TASK GOAL: Search the entries below. Return every line that has "name" in it.

EXTRACTED ENTRIES:
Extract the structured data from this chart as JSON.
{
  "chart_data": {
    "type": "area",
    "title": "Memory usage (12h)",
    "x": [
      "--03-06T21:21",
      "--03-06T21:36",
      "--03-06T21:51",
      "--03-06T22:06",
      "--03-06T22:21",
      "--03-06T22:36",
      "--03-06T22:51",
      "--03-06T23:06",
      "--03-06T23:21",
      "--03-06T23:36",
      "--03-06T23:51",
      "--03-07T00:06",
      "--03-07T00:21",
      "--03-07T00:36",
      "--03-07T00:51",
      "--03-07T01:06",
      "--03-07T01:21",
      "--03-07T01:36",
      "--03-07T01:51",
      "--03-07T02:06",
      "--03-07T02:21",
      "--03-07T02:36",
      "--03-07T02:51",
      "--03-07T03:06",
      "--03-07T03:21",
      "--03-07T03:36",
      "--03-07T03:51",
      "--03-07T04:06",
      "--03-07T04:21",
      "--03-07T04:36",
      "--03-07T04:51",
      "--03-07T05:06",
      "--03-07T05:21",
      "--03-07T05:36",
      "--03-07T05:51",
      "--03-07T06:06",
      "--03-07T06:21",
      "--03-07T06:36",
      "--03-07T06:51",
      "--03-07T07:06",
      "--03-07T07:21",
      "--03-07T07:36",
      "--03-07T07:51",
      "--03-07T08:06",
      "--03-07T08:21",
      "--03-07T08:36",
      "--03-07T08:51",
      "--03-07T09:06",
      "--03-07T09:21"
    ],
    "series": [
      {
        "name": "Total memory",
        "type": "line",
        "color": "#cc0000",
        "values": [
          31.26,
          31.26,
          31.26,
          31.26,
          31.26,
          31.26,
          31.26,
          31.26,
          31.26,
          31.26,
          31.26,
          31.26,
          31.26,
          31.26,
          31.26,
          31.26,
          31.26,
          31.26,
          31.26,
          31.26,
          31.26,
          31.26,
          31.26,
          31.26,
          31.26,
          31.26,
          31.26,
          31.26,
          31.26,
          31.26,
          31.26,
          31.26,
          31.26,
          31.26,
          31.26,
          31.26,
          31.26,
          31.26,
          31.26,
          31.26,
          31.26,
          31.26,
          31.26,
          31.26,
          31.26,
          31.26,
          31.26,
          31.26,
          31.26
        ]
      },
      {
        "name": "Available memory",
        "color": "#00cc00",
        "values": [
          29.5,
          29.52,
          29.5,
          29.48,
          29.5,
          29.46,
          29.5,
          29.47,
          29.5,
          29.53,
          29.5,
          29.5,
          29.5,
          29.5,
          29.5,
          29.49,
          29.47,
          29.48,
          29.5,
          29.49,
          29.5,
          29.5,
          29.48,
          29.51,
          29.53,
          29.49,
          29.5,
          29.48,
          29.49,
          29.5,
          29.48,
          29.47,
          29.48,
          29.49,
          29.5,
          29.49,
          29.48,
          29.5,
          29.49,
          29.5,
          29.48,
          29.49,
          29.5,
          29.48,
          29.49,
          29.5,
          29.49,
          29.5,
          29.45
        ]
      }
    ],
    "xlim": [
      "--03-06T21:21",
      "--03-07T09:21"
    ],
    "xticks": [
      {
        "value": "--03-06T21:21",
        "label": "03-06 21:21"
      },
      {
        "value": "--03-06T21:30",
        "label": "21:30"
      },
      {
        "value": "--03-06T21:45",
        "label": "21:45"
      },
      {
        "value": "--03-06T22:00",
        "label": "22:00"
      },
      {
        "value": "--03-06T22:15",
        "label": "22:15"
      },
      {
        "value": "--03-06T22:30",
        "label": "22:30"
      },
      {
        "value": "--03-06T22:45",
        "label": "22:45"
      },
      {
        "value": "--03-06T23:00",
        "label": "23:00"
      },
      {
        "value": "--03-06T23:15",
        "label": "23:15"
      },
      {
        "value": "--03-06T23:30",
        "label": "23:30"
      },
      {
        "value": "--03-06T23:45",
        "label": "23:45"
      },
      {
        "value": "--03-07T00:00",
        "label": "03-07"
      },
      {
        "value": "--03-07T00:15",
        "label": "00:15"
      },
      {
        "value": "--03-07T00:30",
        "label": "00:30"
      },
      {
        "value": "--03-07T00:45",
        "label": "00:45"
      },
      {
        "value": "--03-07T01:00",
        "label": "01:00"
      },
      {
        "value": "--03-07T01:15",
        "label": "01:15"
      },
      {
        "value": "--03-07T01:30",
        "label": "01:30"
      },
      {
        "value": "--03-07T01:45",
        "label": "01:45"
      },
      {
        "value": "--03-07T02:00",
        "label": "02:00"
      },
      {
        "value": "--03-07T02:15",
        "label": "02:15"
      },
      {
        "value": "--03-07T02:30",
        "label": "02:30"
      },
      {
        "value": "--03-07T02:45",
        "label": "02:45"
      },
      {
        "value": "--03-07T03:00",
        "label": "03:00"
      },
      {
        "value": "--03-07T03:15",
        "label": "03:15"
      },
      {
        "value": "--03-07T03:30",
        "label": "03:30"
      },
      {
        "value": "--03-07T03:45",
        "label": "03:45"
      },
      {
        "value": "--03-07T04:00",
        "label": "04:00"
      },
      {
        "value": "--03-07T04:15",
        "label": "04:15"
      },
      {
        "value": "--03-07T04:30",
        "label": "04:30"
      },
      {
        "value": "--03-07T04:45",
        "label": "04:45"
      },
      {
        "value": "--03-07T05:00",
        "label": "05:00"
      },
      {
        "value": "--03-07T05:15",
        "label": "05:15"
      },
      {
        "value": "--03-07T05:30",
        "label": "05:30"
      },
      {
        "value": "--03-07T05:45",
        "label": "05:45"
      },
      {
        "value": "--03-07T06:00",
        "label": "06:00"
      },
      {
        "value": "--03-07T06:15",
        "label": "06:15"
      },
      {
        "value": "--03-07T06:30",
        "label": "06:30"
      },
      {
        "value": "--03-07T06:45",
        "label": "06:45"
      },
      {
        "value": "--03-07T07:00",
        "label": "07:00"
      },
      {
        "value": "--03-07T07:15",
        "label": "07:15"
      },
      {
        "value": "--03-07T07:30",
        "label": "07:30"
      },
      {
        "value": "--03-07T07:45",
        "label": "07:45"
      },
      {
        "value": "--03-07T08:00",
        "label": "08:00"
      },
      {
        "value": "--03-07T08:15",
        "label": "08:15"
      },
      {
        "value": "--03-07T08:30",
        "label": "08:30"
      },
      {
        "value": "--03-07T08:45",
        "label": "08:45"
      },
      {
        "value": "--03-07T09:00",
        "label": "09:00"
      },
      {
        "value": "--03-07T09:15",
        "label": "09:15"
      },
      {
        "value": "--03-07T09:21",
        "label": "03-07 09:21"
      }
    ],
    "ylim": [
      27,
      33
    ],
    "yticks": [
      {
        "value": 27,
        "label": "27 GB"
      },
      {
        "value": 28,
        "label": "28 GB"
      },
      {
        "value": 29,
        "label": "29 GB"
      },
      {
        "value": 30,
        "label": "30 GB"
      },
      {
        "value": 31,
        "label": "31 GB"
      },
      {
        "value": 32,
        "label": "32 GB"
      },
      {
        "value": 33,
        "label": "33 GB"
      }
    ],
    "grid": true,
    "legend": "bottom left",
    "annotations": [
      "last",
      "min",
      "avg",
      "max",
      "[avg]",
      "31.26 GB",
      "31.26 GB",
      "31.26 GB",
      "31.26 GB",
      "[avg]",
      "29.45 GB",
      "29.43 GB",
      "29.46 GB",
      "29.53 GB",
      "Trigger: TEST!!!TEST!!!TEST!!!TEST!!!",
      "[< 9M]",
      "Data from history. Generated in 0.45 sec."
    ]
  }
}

RESULT OF THIS TASK:
        "name": "Total memory",
        "name": "Available memory",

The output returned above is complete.